* **Supplied records**
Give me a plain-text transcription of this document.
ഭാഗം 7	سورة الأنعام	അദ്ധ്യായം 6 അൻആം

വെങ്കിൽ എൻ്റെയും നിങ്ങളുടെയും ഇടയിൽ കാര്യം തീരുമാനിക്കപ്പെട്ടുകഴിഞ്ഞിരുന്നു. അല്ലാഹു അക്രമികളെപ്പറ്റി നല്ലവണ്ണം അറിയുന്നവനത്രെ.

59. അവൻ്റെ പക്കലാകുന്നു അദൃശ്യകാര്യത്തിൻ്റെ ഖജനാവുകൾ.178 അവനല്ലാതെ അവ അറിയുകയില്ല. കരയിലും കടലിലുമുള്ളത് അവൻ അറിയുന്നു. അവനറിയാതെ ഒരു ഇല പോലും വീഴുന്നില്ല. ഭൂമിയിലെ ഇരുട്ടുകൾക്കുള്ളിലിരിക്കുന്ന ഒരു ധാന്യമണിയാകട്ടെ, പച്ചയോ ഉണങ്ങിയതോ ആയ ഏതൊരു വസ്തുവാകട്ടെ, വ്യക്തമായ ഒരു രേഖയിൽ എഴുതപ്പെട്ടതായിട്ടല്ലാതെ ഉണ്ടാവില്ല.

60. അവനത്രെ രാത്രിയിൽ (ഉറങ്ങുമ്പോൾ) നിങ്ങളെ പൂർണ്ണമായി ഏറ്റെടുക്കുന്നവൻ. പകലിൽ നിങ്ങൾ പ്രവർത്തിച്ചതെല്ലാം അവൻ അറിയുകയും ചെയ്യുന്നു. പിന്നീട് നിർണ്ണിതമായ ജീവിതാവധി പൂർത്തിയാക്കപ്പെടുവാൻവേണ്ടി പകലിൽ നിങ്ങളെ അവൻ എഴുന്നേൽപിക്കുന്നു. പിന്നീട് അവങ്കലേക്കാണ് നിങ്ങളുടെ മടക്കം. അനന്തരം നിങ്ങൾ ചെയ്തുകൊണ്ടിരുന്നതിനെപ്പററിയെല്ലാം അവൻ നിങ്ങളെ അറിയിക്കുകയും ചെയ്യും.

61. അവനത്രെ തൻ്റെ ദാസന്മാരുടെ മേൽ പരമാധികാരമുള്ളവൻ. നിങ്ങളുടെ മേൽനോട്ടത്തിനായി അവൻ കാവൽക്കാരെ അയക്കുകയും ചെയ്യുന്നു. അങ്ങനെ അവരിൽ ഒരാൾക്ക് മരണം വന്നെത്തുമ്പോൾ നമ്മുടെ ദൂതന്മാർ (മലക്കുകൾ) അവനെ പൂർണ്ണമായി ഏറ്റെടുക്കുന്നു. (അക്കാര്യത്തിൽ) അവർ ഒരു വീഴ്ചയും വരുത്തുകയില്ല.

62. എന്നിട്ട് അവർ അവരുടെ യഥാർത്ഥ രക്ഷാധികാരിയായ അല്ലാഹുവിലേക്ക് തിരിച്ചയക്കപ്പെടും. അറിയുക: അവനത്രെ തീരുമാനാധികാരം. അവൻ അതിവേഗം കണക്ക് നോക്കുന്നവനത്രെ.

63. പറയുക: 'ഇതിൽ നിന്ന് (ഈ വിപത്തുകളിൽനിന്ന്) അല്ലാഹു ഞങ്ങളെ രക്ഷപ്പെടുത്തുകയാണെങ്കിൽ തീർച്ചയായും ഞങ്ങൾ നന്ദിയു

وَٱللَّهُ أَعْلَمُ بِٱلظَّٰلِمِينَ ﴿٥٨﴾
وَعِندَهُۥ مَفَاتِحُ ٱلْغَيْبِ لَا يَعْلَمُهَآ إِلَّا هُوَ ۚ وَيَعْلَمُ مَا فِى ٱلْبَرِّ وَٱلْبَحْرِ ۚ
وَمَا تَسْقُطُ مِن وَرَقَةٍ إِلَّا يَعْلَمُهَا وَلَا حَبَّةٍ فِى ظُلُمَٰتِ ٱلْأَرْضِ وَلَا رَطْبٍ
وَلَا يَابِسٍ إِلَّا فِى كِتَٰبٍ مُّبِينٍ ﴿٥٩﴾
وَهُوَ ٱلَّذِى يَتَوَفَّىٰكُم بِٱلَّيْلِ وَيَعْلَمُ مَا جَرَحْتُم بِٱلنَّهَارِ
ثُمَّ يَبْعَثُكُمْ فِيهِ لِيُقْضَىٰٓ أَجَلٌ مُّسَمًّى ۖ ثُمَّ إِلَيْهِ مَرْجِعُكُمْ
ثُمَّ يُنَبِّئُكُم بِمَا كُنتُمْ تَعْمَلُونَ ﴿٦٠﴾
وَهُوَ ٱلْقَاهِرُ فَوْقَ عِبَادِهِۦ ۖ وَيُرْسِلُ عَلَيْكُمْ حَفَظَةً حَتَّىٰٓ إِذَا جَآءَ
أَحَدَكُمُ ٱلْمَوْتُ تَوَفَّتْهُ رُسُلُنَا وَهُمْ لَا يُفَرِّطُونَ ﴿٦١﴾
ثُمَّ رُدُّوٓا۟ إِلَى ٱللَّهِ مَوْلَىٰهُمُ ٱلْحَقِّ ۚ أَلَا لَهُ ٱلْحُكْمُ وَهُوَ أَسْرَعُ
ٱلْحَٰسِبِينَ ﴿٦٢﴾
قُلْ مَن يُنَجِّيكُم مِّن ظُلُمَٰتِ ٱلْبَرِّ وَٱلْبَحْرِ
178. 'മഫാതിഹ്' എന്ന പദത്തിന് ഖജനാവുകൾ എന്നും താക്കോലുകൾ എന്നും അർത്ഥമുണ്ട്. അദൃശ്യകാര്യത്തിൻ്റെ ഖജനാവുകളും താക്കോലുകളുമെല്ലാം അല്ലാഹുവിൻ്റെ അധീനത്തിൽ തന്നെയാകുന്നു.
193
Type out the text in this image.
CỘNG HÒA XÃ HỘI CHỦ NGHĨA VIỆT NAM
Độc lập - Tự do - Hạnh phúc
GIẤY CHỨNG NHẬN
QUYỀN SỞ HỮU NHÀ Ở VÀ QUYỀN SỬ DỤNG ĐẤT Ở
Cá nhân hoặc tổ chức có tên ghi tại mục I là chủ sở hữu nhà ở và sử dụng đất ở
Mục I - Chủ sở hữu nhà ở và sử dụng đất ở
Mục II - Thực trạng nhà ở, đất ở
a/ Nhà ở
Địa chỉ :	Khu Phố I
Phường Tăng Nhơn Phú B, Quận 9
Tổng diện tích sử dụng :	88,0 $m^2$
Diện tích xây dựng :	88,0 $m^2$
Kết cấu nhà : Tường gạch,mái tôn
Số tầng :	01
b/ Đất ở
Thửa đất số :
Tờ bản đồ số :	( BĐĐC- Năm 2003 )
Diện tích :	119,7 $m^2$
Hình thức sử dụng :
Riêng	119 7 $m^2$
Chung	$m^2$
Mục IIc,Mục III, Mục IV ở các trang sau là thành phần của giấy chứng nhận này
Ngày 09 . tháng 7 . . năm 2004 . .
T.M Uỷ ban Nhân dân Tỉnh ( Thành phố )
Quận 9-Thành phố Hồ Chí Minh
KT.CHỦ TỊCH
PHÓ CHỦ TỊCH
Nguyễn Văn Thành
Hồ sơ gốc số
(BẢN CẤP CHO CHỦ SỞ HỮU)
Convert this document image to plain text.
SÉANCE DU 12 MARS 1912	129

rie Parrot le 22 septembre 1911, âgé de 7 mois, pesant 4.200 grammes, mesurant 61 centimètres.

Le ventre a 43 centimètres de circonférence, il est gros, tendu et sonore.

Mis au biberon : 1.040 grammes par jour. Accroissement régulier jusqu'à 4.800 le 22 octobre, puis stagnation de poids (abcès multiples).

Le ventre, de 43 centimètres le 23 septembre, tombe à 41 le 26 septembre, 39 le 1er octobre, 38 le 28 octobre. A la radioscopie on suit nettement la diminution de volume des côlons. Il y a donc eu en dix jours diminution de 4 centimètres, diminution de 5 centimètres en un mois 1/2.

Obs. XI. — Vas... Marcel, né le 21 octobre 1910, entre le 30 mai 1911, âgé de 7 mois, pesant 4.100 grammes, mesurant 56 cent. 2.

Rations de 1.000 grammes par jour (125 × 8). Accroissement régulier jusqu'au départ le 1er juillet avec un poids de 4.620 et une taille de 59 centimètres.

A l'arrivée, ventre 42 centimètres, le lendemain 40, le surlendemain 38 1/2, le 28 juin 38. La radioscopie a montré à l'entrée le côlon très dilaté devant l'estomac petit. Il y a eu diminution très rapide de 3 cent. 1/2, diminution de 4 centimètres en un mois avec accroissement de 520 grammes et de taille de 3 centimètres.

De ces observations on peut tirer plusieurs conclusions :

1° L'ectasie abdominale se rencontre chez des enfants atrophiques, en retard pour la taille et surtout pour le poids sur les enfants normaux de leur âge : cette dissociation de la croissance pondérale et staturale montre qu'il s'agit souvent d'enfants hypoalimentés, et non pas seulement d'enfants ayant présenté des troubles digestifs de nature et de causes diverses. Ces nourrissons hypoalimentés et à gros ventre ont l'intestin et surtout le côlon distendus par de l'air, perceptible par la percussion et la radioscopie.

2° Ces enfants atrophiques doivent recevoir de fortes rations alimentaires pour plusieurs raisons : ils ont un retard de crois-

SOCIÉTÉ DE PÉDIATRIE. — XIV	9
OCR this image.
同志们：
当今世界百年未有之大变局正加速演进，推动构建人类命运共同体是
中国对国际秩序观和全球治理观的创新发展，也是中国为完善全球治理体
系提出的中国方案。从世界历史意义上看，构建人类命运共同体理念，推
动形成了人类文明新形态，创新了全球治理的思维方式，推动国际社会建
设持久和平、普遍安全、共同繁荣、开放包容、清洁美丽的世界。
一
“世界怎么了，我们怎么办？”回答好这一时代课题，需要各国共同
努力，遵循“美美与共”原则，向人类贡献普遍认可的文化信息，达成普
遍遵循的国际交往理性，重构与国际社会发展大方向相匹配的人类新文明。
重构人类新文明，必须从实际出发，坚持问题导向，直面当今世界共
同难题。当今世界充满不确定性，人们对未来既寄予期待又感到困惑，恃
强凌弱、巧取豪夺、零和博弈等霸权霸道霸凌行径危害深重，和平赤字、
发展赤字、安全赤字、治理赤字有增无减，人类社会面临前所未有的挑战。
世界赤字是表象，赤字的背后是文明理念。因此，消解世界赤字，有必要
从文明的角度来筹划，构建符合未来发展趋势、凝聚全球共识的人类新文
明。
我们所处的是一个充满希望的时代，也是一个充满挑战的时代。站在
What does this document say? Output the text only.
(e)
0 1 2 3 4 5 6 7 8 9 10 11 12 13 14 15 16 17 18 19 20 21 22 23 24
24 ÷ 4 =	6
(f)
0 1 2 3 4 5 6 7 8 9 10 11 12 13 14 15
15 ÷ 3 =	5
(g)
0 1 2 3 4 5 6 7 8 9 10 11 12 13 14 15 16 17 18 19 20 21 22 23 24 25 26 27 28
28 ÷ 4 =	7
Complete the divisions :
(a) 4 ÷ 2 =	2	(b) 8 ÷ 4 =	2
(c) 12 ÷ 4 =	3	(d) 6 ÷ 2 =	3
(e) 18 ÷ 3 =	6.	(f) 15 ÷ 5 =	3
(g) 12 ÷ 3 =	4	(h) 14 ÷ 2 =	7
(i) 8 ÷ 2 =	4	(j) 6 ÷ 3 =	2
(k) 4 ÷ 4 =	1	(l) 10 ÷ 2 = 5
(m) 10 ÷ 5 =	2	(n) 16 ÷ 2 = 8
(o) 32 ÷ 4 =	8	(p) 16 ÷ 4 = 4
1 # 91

* **Description of the task**
Write out, word for word, every line from the one containing "What does this" through the last line of the records above.

* **Result below**
What does this document say? Output the text only.
(e)
0 1 2 3 4 5 6 7 8 9 10 11 12 13 14 15 16 17 18 19 20 21 22 23 24
24 ÷ 4 =	6
(f)
0 1 2 3 4 5 6 7 8 9 10 11 12 13 14 15
15 ÷ 3 =	5
(g)
0 1 2 3 4 5 6 7 8 9 10 11 12 13 14 15 16 17 18 19 20 21 22 23 24 25 26 27 28
28 ÷ 4 =	7
Complete the divisions :
(a) 4 ÷ 2 =	2	(b) 8 ÷ 4 =	2
(c) 12 ÷ 4 =	3	(d) 6 ÷ 2 =	3
(e) 18 ÷ 3 =	6.	(f) 15 ÷ 5 =	3
(g) 12 ÷ 3 =	4	(h) 14 ÷ 2 =	7
(i) 8 ÷ 2 =	4	(j) 6 ÷ 3 =	2
(k) 4 ÷ 4 =	1	(l) 10 ÷ 2 = 5
(m) 10 ÷ 5 =	2	(n) 16 ÷ 2 = 8
(o) 32 ÷ 4 =	8	(p) 16 ÷ 4 = 4
1 # 91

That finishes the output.